## Input material
○ ○ ○ ○ ○
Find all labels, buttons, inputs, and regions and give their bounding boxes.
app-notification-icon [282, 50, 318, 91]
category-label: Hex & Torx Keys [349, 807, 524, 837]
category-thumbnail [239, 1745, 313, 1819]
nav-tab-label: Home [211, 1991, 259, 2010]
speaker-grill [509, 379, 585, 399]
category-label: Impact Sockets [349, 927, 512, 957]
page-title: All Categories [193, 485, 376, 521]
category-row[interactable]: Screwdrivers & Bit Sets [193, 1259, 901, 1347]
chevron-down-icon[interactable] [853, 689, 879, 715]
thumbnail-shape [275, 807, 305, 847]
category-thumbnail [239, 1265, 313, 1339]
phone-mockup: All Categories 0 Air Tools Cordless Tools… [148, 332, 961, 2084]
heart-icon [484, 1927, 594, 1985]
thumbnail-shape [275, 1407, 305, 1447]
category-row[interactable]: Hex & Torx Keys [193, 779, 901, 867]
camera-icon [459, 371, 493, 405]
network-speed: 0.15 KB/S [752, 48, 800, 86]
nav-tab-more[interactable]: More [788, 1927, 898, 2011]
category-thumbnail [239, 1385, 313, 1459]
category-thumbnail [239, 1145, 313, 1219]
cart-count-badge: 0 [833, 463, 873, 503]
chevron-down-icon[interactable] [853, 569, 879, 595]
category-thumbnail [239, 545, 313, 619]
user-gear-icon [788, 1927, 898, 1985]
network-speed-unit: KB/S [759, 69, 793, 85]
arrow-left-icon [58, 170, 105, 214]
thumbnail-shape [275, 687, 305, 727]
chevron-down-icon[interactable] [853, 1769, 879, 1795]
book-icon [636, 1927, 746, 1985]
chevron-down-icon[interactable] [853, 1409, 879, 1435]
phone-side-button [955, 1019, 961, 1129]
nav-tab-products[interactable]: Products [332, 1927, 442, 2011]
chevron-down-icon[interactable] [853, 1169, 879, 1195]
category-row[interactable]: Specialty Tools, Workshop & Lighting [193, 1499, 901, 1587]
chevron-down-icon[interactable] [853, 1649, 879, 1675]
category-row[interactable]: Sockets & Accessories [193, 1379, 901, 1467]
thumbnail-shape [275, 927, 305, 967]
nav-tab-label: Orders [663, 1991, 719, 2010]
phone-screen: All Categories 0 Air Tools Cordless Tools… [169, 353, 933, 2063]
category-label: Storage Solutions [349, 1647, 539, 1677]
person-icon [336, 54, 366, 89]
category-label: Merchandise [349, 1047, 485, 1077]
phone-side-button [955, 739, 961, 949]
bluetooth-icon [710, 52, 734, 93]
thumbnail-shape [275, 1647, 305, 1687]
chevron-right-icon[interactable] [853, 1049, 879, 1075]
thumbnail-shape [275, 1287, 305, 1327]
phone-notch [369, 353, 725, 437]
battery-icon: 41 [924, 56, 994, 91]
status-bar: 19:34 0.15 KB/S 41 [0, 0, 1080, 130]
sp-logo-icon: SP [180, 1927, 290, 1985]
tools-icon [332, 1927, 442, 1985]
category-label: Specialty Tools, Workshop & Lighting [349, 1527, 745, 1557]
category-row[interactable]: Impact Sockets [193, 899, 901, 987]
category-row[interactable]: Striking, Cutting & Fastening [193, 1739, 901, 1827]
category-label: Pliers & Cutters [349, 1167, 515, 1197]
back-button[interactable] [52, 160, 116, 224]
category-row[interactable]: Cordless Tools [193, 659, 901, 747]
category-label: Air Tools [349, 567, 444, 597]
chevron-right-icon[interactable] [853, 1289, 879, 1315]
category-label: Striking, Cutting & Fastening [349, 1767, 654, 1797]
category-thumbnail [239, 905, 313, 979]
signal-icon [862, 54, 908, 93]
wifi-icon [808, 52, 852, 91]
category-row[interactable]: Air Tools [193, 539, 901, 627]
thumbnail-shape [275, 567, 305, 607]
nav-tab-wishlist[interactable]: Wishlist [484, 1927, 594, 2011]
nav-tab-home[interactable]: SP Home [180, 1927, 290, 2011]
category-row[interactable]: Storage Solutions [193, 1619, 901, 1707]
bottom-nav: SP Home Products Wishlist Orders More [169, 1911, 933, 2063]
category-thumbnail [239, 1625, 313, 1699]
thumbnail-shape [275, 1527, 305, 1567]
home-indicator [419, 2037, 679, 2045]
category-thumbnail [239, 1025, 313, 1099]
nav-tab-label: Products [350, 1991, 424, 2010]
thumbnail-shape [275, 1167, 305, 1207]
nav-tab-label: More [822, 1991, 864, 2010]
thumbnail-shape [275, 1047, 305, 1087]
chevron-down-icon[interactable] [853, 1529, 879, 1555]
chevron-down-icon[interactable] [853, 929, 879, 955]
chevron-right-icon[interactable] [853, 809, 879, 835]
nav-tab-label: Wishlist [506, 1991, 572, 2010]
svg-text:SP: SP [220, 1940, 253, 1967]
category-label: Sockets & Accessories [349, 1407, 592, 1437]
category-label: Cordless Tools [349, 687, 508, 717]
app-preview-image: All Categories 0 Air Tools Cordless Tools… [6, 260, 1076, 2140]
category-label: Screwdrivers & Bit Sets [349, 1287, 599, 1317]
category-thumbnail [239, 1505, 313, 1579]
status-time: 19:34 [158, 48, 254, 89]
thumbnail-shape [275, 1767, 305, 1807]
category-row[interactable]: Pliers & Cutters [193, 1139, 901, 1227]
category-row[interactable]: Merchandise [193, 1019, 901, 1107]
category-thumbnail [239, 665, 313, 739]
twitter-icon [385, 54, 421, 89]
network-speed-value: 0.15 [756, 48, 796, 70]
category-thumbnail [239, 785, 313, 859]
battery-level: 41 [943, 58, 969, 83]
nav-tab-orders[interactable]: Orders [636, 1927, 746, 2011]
○ ○ ○ ○ ○
## Instructions for the task
Update the records from their start up to and including the line with "heart-icon [484, 1927, 594, 1985]" by changing "category-thumbnail" to "category-image" and leaving everything else unchanged. Return only those lines.

## Output for this exercise
Find all labels, buttons, inputs, and regions and give their bounding boxes.
app-notification-icon [282, 50, 318, 91]
category-label: Hex & Torx Keys [349, 807, 524, 837]
category-image [239, 1745, 313, 1819]
nav-tab-label: Home [211, 1991, 259, 2010]
speaker-grill [509, 379, 585, 399]
category-label: Impact Sockets [349, 927, 512, 957]
page-title: All Categories [193, 485, 376, 521]
category-row[interactable]: Screwdrivers & Bit Sets [193, 1259, 901, 1347]
chevron-down-icon[interactable] [853, 689, 879, 715]
thumbnail-shape [275, 807, 305, 847]
category-image [239, 1265, 313, 1339]
phone-mockup: All Categories 0 Air Tools Cordless Tools… [148, 332, 961, 2084]
heart-icon [484, 1927, 594, 1985]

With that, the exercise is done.